• SHORT EXERCISE
Copy each line of the records that contains the word "caption".

• Structured figure records
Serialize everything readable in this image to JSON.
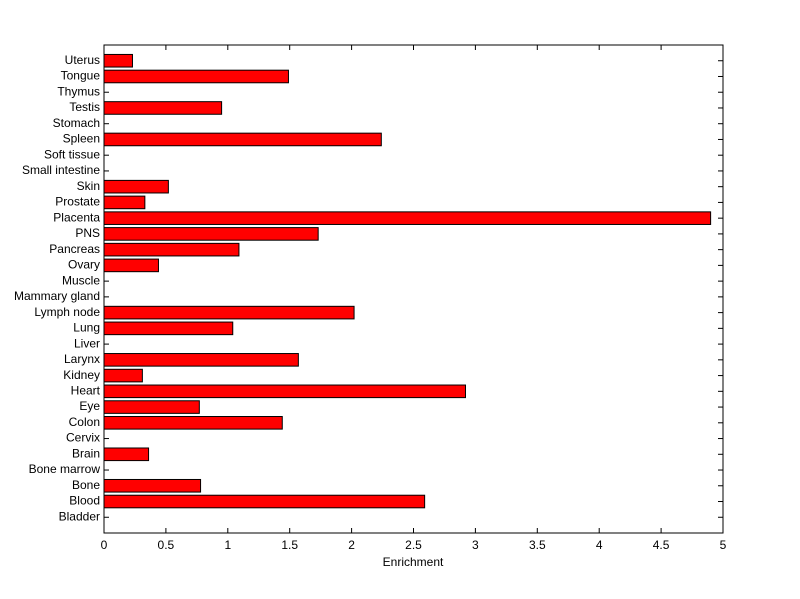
{
  "chart_data": {
    "type": "barh",
    "x_label": "Enrichment",
    "categories": [
      "Bladder",
      "Blood",
      "Bone",
      "Bone marrow",
      "Brain",
      "Cervix",
      "Colon",
      "Eye",
      "Heart",
      "Kidney",
      "Larynx",
      "Liver",
      "Lung",
      "Lymph node",
      "Mammary gland",
      "Muscle",
      "Ovary",
      "Pancreas",
      "PNS",
      "Placenta",
      "Prostate",
      "Skin",
      "Small intestine",
      "Soft tissue",
      "Spleen",
      "Stomach",
      "Testis",
      "Thymus",
      "Tongue",
      "Uterus"
    ],
    "values": [
      0,
      2.59,
      0.78,
      0,
      0.36,
      0,
      1.44,
      0.77,
      2.92,
      0.31,
      1.57,
      0,
      1.04,
      2.02,
      0,
      0,
      0.44,
      1.09,
      1.73,
      4.9,
      0.33,
      0.52,
      0,
      0,
      2.24,
      0,
      0.95,
      0,
      1.49,
      0.23
    ],
    "color": "#ff0000",
    "xlim": [
      0,
      5
    ],
    "xticks": [
      0,
      0.5,
      1,
      1.5,
      2,
      2.5,
      3,
      3.5,
      4,
      4.5,
      5
    ],
    "grid": false
  }
}
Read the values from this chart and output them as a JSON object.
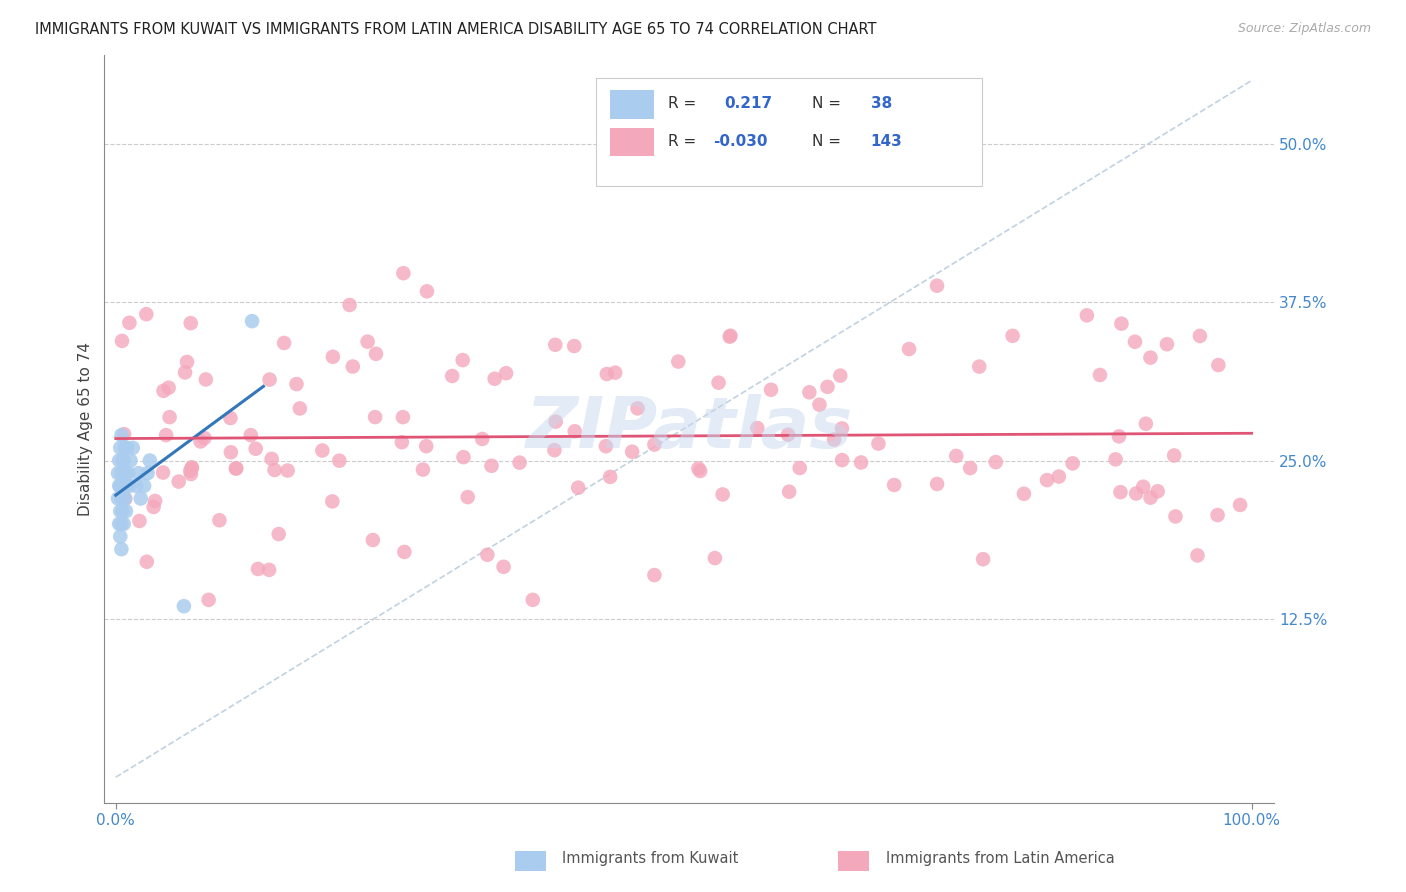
{
  "title": "IMMIGRANTS FROM KUWAIT VS IMMIGRANTS FROM LATIN AMERICA DISABILITY AGE 65 TO 74 CORRELATION CHART",
  "source": "Source: ZipAtlas.com",
  "ylabel": "Disability Age 65 to 74",
  "r_kuwait": 0.217,
  "n_kuwait": 38,
  "r_latin": -0.03,
  "n_latin": 143,
  "color_kuwait": "#aaccee",
  "color_latin": "#f4a8bc",
  "line_color_kuwait": "#3377bb",
  "line_color_latin": "#e05575",
  "diag_color": "#bbccdd",
  "background_color": "#ffffff",
  "grid_color": "#cccccc",
  "axis_color": "#888888",
  "tick_color": "#4488cc",
  "label_color": "#444444",
  "watermark_color": "#c8d8ee",
  "title_fontsize": 10.5,
  "axis_fontsize": 11,
  "legend_fontsize": 11,
  "ytick_vals": [
    0.125,
    0.25,
    0.375,
    0.5
  ],
  "ytick_labels": [
    "12.5%",
    "25.0%",
    "37.5%",
    "50.0%"
  ],
  "xlim": [
    -0.01,
    1.02
  ],
  "ylim": [
    -0.02,
    0.57
  ],
  "scatter_size": 110
}
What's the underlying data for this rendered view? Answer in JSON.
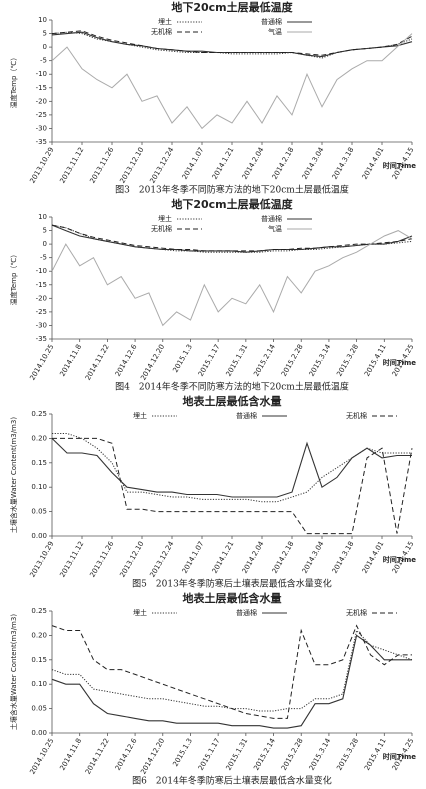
{
  "chart_data": [
    {
      "type": "line",
      "title": "地下20cm土层最低温度",
      "x_label": "时间Time",
      "y_label": "温度Temp（℃）",
      "caption": "图3　2013年冬季不同防寒方法的地下20cm土层最低温度",
      "categories": [
        "2013.10.29",
        null,
        "2013.11.12",
        null,
        "2013.11.26",
        null,
        "2013.12.10",
        null,
        "2013.12.24",
        null,
        "2014.1.07",
        null,
        "2014.1.21",
        null,
        "2014.2.04",
        null,
        "2014.2.18",
        null,
        "2014.3.04",
        null,
        "2014.3.18",
        null,
        "2014.4.01",
        null,
        "2014.4.15"
      ],
      "ylim": [
        -35,
        10
      ],
      "yticks": [
        -35,
        -30,
        -25,
        -20,
        -15,
        -10,
        -5,
        0,
        5,
        10
      ],
      "grid": false,
      "series": [
        {
          "name": "埋土",
          "color": "#333333",
          "style": "dotted",
          "values": [
            5,
            5.5,
            5,
            3,
            2,
            1,
            0,
            -1,
            -1.5,
            -2,
            -2,
            -2,
            -2.5,
            -2.5,
            -2.5,
            -2.5,
            -2,
            -3,
            -4,
            -2,
            -1,
            -0.5,
            0,
            1,
            3
          ]
        },
        {
          "name": "普通棉",
          "color": "#333333",
          "style": "solid",
          "values": [
            4.5,
            5,
            5.5,
            3.5,
            2,
            1,
            0.5,
            -0.5,
            -1,
            -1.5,
            -1.5,
            -2,
            -2,
            -2,
            -2,
            -2,
            -2,
            -3,
            -3.5,
            -2,
            -1,
            -0.5,
            0,
            0.5,
            2
          ]
        },
        {
          "name": "无机棉",
          "color": "#222222",
          "style": "dashed",
          "values": [
            5,
            5.5,
            6,
            4,
            2.5,
            1.5,
            0.5,
            -0.5,
            -1,
            -1.5,
            -2,
            -2,
            -2,
            -2,
            -2,
            -2,
            -2,
            -2.5,
            -3,
            -2,
            -1,
            -0.5,
            0,
            1,
            4
          ]
        },
        {
          "name": "气温",
          "color": "#aaaaaa",
          "style": "solid",
          "values": [
            -5,
            0,
            -8,
            -12,
            -15,
            -10,
            -20,
            -18,
            -28,
            -22,
            -30,
            -25,
            -28,
            -20,
            -28,
            -18,
            -25,
            -10,
            -22,
            -12,
            -8,
            -5,
            -5,
            0,
            5
          ]
        }
      ]
    },
    {
      "type": "line",
      "title": "地下20cm土层最低温度",
      "x_label": "时间Time",
      "y_label": "温度Temp（℃）",
      "caption": "图4　2014年冬季不同防寒方法的地下20cm土层最低温度",
      "categories": [
        "2014.10.25",
        null,
        "2014.11.8",
        null,
        "2014.11.22",
        null,
        "2014.12.6",
        null,
        "2014.12.20",
        null,
        "2015.1.3",
        null,
        "2015.1.17",
        null,
        "2015.1.31",
        null,
        "2015.2.14",
        null,
        "2015.2.28",
        null,
        "2015.3.14",
        null,
        "2015.3.28",
        null,
        "2015.4.11",
        null,
        "2015.4.25"
      ],
      "ylim": [
        -35,
        10
      ],
      "yticks": [
        -35,
        -30,
        -25,
        -20,
        -15,
        -10,
        -5,
        0,
        5,
        10
      ],
      "grid": false,
      "series": [
        {
          "name": "埋土",
          "color": "#333333",
          "style": "dotted",
          "values": [
            7,
            6,
            4,
            2,
            1,
            0,
            -1,
            -1.5,
            -2,
            -2.5,
            -2.5,
            -3,
            -3,
            -3,
            -3,
            -3,
            -2.5,
            -2.5,
            -2,
            -2,
            -1.5,
            -1,
            -0.5,
            0,
            0,
            0.5,
            1
          ]
        },
        {
          "name": "普通棉",
          "color": "#333333",
          "style": "solid",
          "values": [
            7,
            5,
            3,
            2,
            1,
            0,
            -1,
            -1.5,
            -2,
            -2,
            -2.5,
            -2.5,
            -2.5,
            -2.5,
            -3,
            -2.5,
            -2,
            -2,
            -2,
            -1.5,
            -1,
            -1,
            -0.5,
            0,
            0,
            1,
            3
          ]
        },
        {
          "name": "无机棉",
          "color": "#222222",
          "style": "dashed",
          "values": [
            7,
            6,
            4,
            2.5,
            1.5,
            0.5,
            -0.5,
            -1,
            -1.5,
            -2,
            -2,
            -2.5,
            -2.5,
            -2.5,
            -2.5,
            -2.5,
            -2,
            -2,
            -1.5,
            -1.5,
            -1,
            -0.5,
            0,
            0,
            0.5,
            1,
            2
          ]
        },
        {
          "name": "气温",
          "color": "#aaaaaa",
          "style": "solid",
          "values": [
            -10,
            0,
            -8,
            -5,
            -15,
            -12,
            -20,
            -18,
            -30,
            -25,
            -28,
            -15,
            -25,
            -20,
            -22,
            -15,
            -25,
            -12,
            -18,
            -10,
            -8,
            -5,
            -3,
            0,
            3,
            5,
            2
          ]
        }
      ]
    },
    {
      "type": "line",
      "title": "地表土层最低含水量",
      "x_label": "时间Time",
      "y_label": "土壤含水量Water Content(m3/m3)",
      "caption": "图5　2013年冬季防寒后土壤表层最低含水量变化",
      "categories": [
        "2013.10.29",
        null,
        "2013.11.12",
        null,
        "2013.11.26",
        null,
        "2013.12.10",
        null,
        "2013.12.24",
        null,
        "2014.1.07",
        null,
        "2014.1.21",
        null,
        "2014.2.04",
        null,
        "2014.2.18",
        null,
        "2014.3.04",
        null,
        "2014.3.18",
        null,
        "2014.4.01",
        null,
        "2014.4.15"
      ],
      "ylim": [
        0,
        0.25
      ],
      "yticks": [
        {
          "value": 0,
          "label": "0.00"
        },
        {
          "value": 0.05,
          "label": "0.05"
        },
        {
          "value": 0.1,
          "label": "0.10"
        },
        {
          "value": 0.15,
          "label": "0.15"
        },
        {
          "value": 0.2,
          "label": "0.20"
        },
        {
          "value": 0.25,
          "label": "0.25"
        }
      ],
      "grid": false,
      "series": [
        {
          "name": "埋土",
          "color": "#333333",
          "style": "dotted",
          "values": [
            0.21,
            0.21,
            0.2,
            0.18,
            0.15,
            0.09,
            0.09,
            0.085,
            0.08,
            0.08,
            0.075,
            0.075,
            0.075,
            0.075,
            0.07,
            0.07,
            0.08,
            0.09,
            0.12,
            0.14,
            0.16,
            0.18,
            0.17,
            0.17,
            0.17
          ]
        },
        {
          "name": "普通棉",
          "color": "#333333",
          "style": "solid",
          "values": [
            0.2,
            0.17,
            0.17,
            0.165,
            0.13,
            0.1,
            0.095,
            0.09,
            0.09,
            0.085,
            0.085,
            0.085,
            0.08,
            0.08,
            0.08,
            0.08,
            0.09,
            0.19,
            0.1,
            0.12,
            0.16,
            0.18,
            0.16,
            0.165,
            0.165
          ]
        },
        {
          "name": "无机棉",
          "color": "#222222",
          "style": "dashed",
          "values": [
            0.2,
            0.2,
            0.2,
            0.2,
            0.19,
            0.055,
            0.055,
            0.05,
            0.05,
            0.05,
            0.05,
            0.05,
            0.05,
            0.05,
            0.05,
            0.05,
            0.05,
            0.005,
            0.005,
            0.005,
            0.005,
            0.16,
            0.18,
            0.005,
            0.18
          ]
        }
      ]
    },
    {
      "type": "line",
      "title": "地表土层最低含水量",
      "x_label": "时间Time",
      "y_label": "土壤含水量Water Content(m3/m3)",
      "caption": "图6　2014年冬季防寒后土壤表层最低含水量变化",
      "categories": [
        "2014.10.25",
        null,
        "2014.11.8",
        null,
        "2014.11.22",
        null,
        "2014.12.6",
        null,
        "2014.12.20",
        null,
        "2015.1.3",
        null,
        "2015.1.17",
        null,
        "2015.1.31",
        null,
        "2015.2.14",
        null,
        "2015.2.28",
        null,
        "2015.3.14",
        null,
        "2015.3.28",
        null,
        "2015.4.11",
        null,
        "2015.4.25"
      ],
      "ylim": [
        0,
        0.25
      ],
      "yticks": [
        {
          "value": 0,
          "label": "0.00"
        },
        {
          "value": 0.05,
          "label": "0.05"
        },
        {
          "value": 0.1,
          "label": "0.10"
        },
        {
          "value": 0.15,
          "label": "0.15"
        },
        {
          "value": 0.2,
          "label": "0.20"
        },
        {
          "value": 0.25,
          "label": "0.25"
        }
      ],
      "grid": false,
      "series": [
        {
          "name": "埋土",
          "color": "#333333",
          "style": "dotted",
          "values": [
            0.13,
            0.12,
            0.12,
            0.09,
            0.085,
            0.08,
            0.075,
            0.07,
            0.07,
            0.065,
            0.06,
            0.055,
            0.055,
            0.05,
            0.05,
            0.045,
            0.045,
            0.05,
            0.05,
            0.07,
            0.07,
            0.08,
            0.21,
            0.18,
            0.17,
            0.16,
            0.15
          ]
        },
        {
          "name": "普通棉",
          "color": "#333333",
          "style": "solid",
          "values": [
            0.11,
            0.1,
            0.1,
            0.06,
            0.04,
            0.035,
            0.03,
            0.025,
            0.025,
            0.02,
            0.02,
            0.02,
            0.02,
            0.015,
            0.015,
            0.015,
            0.01,
            0.01,
            0.015,
            0.06,
            0.06,
            0.07,
            0.2,
            0.18,
            0.15,
            0.15,
            0.15
          ]
        },
        {
          "name": "无机棉",
          "color": "#222222",
          "style": "dashed",
          "values": [
            0.22,
            0.21,
            0.21,
            0.15,
            0.13,
            0.13,
            0.12,
            0.11,
            0.1,
            0.09,
            0.08,
            0.07,
            0.06,
            0.05,
            0.04,
            0.035,
            0.03,
            0.03,
            0.21,
            0.14,
            0.14,
            0.15,
            0.22,
            0.16,
            0.14,
            0.16,
            0.16
          ]
        }
      ]
    }
  ]
}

• REPLY
      "caption": "图3　2013年冬季不同防寒方法的地下20cm土层最低温度",
      "caption": "图4　2014年冬季不同防寒方法的地下20cm土层最低温度",
      "caption": "图5　2013年冬季防寒后土壤表层最低含水量变化",
      "caption": "图6　2014年冬季防寒后土壤表层最低含水量变化",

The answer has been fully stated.